▸ INSTRUCTIONS FOR THE TASK: Each line below should be reproduced without any alteration.

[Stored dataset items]

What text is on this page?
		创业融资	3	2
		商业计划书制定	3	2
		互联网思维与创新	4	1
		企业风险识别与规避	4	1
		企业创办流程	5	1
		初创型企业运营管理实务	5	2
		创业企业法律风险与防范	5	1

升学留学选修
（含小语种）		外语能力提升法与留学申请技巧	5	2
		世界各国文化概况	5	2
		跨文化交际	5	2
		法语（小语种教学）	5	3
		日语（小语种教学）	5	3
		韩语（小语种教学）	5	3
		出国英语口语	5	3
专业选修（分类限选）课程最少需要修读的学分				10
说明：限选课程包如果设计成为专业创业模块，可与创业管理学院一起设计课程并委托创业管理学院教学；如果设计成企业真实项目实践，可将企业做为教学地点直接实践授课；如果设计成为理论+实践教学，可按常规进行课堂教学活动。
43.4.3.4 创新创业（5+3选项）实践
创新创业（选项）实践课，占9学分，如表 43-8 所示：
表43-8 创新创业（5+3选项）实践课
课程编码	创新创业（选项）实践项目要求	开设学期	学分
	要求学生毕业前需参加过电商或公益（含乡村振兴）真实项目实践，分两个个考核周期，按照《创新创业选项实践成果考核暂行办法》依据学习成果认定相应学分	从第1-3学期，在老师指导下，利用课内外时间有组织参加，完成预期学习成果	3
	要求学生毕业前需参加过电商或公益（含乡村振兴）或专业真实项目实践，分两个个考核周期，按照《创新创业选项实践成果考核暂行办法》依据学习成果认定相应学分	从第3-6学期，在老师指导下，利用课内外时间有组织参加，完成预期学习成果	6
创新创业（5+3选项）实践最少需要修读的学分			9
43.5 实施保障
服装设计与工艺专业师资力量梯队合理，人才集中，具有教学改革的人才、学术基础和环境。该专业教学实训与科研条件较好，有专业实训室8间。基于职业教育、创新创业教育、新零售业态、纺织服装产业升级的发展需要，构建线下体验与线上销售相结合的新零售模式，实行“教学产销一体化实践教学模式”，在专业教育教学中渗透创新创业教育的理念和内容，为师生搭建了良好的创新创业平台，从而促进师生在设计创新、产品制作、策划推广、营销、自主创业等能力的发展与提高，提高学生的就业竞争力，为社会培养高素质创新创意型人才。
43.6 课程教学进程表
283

▸ COMPLETE RESPONSE:
What text is on this page?
		创业融资	3	2
		商业计划书制定	3	2
		互联网思维与创新	4	1
		企业风险识别与规避	4	1
		企业创办流程	5	1
		初创型企业运营管理实务	5	2
		创业企业法律风险与防范	5	1

升学留学选修
（含小语种）		外语能力提升法与留学申请技巧	5	2
		世界各国文化概况	5	2
		跨文化交际	5	2
		法语（小语种教学）	5	3
		日语（小语种教学）	5	3
		韩语（小语种教学）	5	3
		出国英语口语	5	3
专业选修（分类限选）课程最少需要修读的学分				10
说明：限选课程包如果设计成为专业创业模块，可与创业管理学院一起设计课程并委托创业管理学院教学；如果设计成企业真实项目实践，可将企业做为教学地点直接实践授课；如果设计成为理论+实践教学，可按常规进行课堂教学活动。
43.4.3.4 创新创业（5+3选项）实践
创新创业（选项）实践课，占9学分，如表 43-8 所示：
表43-8 创新创业（5+3选项）实践课
课程编码	创新创业（选项）实践项目要求	开设学期	学分
	要求学生毕业前需参加过电商或公益（含乡村振兴）真实项目实践，分两个个考核周期，按照《创新创业选项实践成果考核暂行办法》依据学习成果认定相应学分	从第1-3学期，在老师指导下，利用课内外时间有组织参加，完成预期学习成果	3
	要求学生毕业前需参加过电商或公益（含乡村振兴）或专业真实项目实践，分两个个考核周期，按照《创新创业选项实践成果考核暂行办法》依据学习成果认定相应学分	从第3-6学期，在老师指导下，利用课内外时间有组织参加，完成预期学习成果	6
创新创业（5+3选项）实践最少需要修读的学分			9
43.5 实施保障
服装设计与工艺专业师资力量梯队合理，人才集中，具有教学改革的人才、学术基础和环境。该专业教学实训与科研条件较好，有专业实训室8间。基于职业教育、创新创业教育、新零售业态、纺织服装产业升级的发展需要，构建线下体验与线上销售相结合的新零售模式，实行“教学产销一体化实践教学模式”，在专业教育教学中渗透创新创业教育的理念和内容，为师生搭建了良好的创新创业平台，从而促进师生在设计创新、产品制作、策划推广、营销、自主创业等能力的发展与提高，提高学生的就业竞争力，为社会培养高素质创新创意型人才。
43.6 课程教学进程表
283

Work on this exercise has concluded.